Given exercise. An exact copy of all the data is required, with pictures left out.

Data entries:

----------------------------------------

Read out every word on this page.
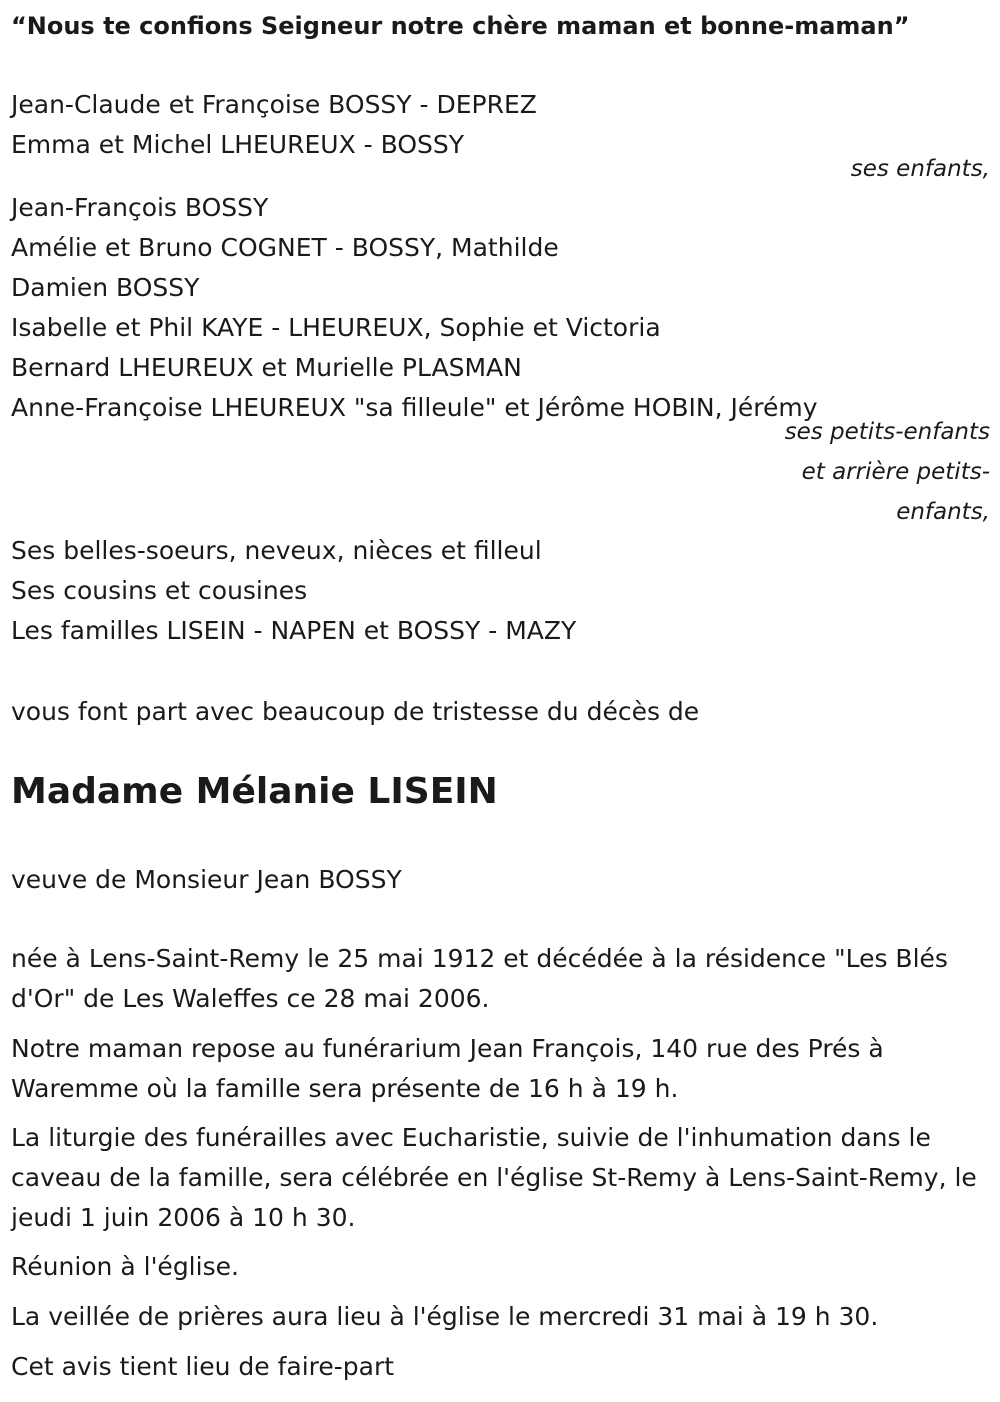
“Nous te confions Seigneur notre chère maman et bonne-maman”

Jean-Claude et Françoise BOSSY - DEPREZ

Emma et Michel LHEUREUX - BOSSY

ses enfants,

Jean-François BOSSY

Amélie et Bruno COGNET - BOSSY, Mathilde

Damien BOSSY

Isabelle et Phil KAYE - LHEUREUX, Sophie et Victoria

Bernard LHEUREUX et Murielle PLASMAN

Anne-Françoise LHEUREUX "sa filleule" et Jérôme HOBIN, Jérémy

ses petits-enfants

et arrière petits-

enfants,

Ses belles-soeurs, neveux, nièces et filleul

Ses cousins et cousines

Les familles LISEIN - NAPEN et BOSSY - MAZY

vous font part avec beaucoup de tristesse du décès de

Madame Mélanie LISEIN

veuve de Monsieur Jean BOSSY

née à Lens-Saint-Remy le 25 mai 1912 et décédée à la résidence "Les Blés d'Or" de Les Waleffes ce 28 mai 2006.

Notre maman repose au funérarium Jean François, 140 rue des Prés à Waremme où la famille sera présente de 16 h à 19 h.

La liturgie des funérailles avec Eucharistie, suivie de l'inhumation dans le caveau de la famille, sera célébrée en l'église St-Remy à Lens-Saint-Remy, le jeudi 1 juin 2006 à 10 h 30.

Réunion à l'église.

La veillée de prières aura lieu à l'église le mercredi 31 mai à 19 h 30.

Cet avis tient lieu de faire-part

----------------------------------------

Result for this task.
Read out every word on this page.
“Nous te confions Seigneur notre chère maman et bonne-maman”

Jean-Claude et Françoise BOSSY - DEPREZ

Emma et Michel LHEUREUX - BOSSY

ses enfants,

Jean-François BOSSY

Amélie et Bruno COGNET - BOSSY, Mathilde

Damien BOSSY

Isabelle et Phil KAYE - LHEUREUX, Sophie et Victoria

Bernard LHEUREUX et Murielle PLASMAN

Anne-Françoise LHEUREUX "sa filleule" et Jérôme HOBIN, Jérémy

ses petits-enfants

et arrière petits-

enfants,

Ses belles-soeurs, neveux, nièces et filleul

Ses cousins et cousines

Les familles LISEIN - NAPEN et BOSSY - MAZY

vous font part avec beaucoup de tristesse du décès de

Madame Mélanie LISEIN

veuve de Monsieur Jean BOSSY

née à Lens-Saint-Remy le 25 mai 1912 et décédée à la résidence "Les Blés d'Or" de Les Waleffes ce 28 mai 2006.

Notre maman repose au funérarium Jean François, 140 rue des Prés à Waremme où la famille sera présente de 16 h à 19 h.

La liturgie des funérailles avec Eucharistie, suivie de l'inhumation dans le caveau de la famille, sera célébrée en l'église St-Remy à Lens-Saint-Remy, le jeudi 1 juin 2006 à 10 h 30.

Réunion à l'église.

La veillée de prières aura lieu à l'église le mercredi 31 mai à 19 h 30.

Cet avis tient lieu de faire-part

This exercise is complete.